Records about charts and figures
========================================================================

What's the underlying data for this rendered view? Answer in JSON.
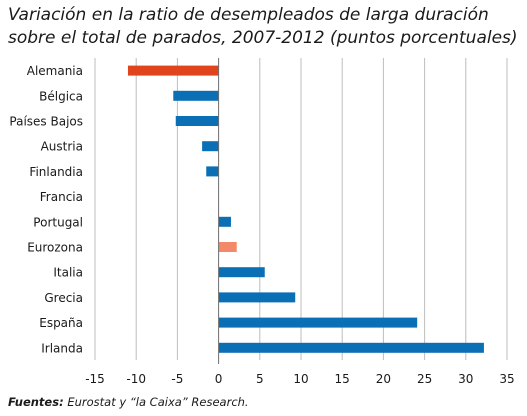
{
  "chart_data": {
    "type": "bar",
    "orientation": "horizontal",
    "title_line1": "Variación en la ratio de desempleados de larga duración",
    "title_line2": "sobre el total de parados, 2007-2012 (puntos porcentuales)",
    "categories": [
      "Alemania",
      "Bélgica",
      "Países Bajos",
      "Austria",
      "Finlandia",
      "Francia",
      "Portugal",
      "Eurozona",
      "Italia",
      "Grecia",
      "España",
      "Irlanda"
    ],
    "values": [
      -11.0,
      -5.5,
      -5.2,
      -2.0,
      -1.5,
      0.0,
      1.5,
      2.2,
      5.6,
      9.3,
      24.1,
      32.2
    ],
    "colors": [
      "#e0441c",
      "#0b6fb5",
      "#0b6fb5",
      "#0b6fb5",
      "#0b6fb5",
      "#0b6fb5",
      "#0b6fb5",
      "#f4896a",
      "#0b6fb5",
      "#0b6fb5",
      "#0b6fb5",
      "#0b6fb5"
    ],
    "xlim": [
      -15,
      35
    ],
    "xticks": [
      "-15",
      "-10",
      "-5",
      "0",
      "5",
      "10",
      "15",
      "20",
      "25",
      "30",
      "35"
    ],
    "grid": true,
    "legend": "none"
  },
  "source": {
    "label": "Fuentes:",
    "text": " Eurostat y “la Caixa” Research."
  }
}
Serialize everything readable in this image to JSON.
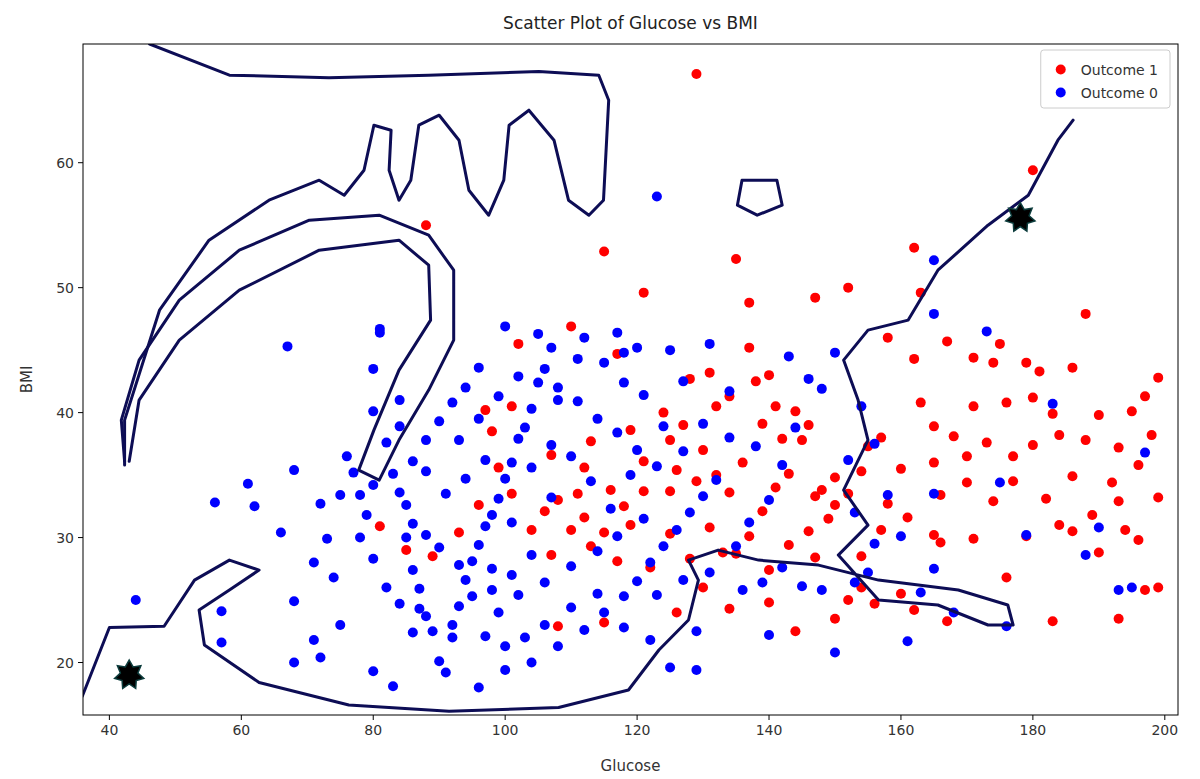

========================================================================

Required work: Transcribe the material exactly, leaving every picture out.

Exercise response:
What's the underlying data for this rendered view? Answer in JSON.
{
  "chart_data": {
    "type": "bar",
    "orientation": "horizontal",
    "title_line1": "Variación en la ratio de desempleados de larga duración",
    "title_line2": "sobre el total de parados, 2007-2012 (puntos porcentuales)",
    "categories": [
      "Alemania",
      "Bélgica",
      "Países Bajos",
      "Austria",
      "Finlandia",
      "Francia",
      "Portugal",
      "Eurozona",
      "Italia",
      "Grecia",
      "España",
      "Irlanda"
    ],
    "values": [
      -11.0,
      -5.5,
      -5.2,
      -2.0,
      -1.5,
      0.0,
      1.5,
      2.2,
      5.6,
      9.3,
      24.1,
      32.2
    ],
    "colors": [
      "#e0441c",
      "#0b6fb5",
      "#0b6fb5",
      "#0b6fb5",
      "#0b6fb5",
      "#0b6fb5",
      "#0b6fb5",
      "#f4896a",
      "#0b6fb5",
      "#0b6fb5",
      "#0b6fb5",
      "#0b6fb5"
    ],
    "xlim": [
      -15,
      35
    ],
    "xticks": [
      "-15",
      "-10",
      "-5",
      "0",
      "5",
      "10",
      "15",
      "20",
      "25",
      "30",
      "35"
    ],
    "grid": true,
    "legend": "none"
  },
  "source": {
    "label": "Fuentes:",
    "text": " Eurostat y “la Caixa” Research."
  }
}
Serialize everything readable in this image to JSON.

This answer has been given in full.